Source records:

◆ ◆ ◆

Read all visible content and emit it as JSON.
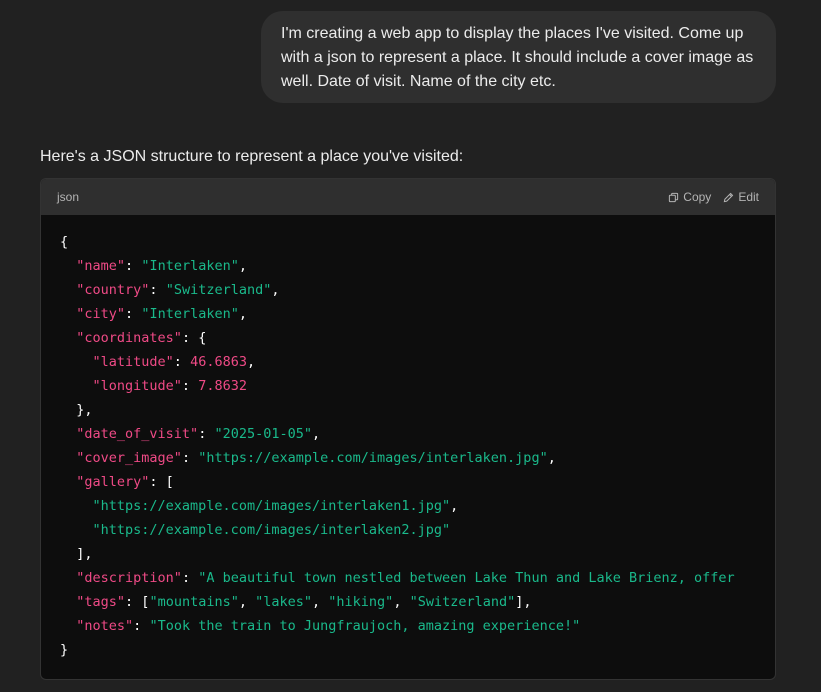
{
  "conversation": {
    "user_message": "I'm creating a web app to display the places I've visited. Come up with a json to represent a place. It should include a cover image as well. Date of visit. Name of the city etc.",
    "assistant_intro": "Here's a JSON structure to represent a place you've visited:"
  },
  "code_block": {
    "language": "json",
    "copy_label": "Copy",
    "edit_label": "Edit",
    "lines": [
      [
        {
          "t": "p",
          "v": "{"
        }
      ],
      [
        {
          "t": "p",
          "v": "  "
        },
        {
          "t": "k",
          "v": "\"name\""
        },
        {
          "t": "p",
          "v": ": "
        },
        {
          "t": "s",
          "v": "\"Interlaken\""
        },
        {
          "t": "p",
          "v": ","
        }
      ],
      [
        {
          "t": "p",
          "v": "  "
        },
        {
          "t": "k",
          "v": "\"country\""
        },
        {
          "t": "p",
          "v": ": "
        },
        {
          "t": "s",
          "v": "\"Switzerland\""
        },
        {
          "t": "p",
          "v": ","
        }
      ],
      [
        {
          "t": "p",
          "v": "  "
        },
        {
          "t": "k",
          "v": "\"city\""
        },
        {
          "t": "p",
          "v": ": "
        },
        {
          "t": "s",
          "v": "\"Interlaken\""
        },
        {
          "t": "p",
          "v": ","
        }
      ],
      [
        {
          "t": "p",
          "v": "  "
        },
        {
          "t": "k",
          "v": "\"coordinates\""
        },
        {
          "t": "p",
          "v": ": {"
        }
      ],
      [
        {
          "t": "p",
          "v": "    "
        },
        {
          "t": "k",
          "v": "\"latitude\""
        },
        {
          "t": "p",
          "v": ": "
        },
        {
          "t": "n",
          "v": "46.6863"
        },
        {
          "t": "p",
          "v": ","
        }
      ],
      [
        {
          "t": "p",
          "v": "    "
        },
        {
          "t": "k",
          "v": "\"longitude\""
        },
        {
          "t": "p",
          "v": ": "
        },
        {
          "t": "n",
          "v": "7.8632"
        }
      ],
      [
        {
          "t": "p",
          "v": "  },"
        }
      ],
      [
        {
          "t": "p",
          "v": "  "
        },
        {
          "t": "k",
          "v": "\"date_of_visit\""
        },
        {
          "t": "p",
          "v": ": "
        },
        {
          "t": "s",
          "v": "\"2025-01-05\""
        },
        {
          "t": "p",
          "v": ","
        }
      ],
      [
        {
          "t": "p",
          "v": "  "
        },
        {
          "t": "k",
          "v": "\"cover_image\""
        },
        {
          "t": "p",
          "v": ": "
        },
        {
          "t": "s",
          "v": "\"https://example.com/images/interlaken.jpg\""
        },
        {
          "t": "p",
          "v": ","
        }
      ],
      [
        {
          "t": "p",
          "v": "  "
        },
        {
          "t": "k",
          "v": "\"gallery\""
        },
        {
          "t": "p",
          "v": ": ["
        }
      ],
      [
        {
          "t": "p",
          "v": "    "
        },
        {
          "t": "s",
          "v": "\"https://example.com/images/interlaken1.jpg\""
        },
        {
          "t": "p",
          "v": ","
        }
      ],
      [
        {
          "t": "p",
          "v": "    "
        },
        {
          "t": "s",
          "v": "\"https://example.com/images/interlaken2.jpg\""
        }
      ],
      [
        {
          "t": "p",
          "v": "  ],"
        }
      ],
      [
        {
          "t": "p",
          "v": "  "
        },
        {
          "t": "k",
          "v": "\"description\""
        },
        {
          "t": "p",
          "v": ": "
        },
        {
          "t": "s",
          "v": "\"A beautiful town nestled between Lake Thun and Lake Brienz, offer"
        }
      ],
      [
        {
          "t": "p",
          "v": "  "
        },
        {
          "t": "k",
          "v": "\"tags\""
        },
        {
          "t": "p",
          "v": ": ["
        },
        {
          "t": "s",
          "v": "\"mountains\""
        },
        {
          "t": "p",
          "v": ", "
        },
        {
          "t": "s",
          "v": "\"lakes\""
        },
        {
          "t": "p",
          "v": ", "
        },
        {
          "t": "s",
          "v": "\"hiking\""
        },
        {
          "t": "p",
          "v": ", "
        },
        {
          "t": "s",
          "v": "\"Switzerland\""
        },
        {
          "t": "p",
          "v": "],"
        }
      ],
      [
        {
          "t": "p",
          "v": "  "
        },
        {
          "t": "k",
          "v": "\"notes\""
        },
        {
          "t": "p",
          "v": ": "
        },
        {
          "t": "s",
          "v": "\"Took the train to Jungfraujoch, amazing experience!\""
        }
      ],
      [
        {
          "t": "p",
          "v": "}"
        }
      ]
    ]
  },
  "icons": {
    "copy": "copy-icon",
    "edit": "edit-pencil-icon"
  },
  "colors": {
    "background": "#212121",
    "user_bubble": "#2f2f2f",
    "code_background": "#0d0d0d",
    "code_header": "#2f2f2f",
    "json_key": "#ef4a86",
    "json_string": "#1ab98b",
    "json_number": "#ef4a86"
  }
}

◆ ◆ ◆

◆ **Problem to work on**
What is the number of lines that contain "city"? Reply with that number alone.

◆ **Final result**
2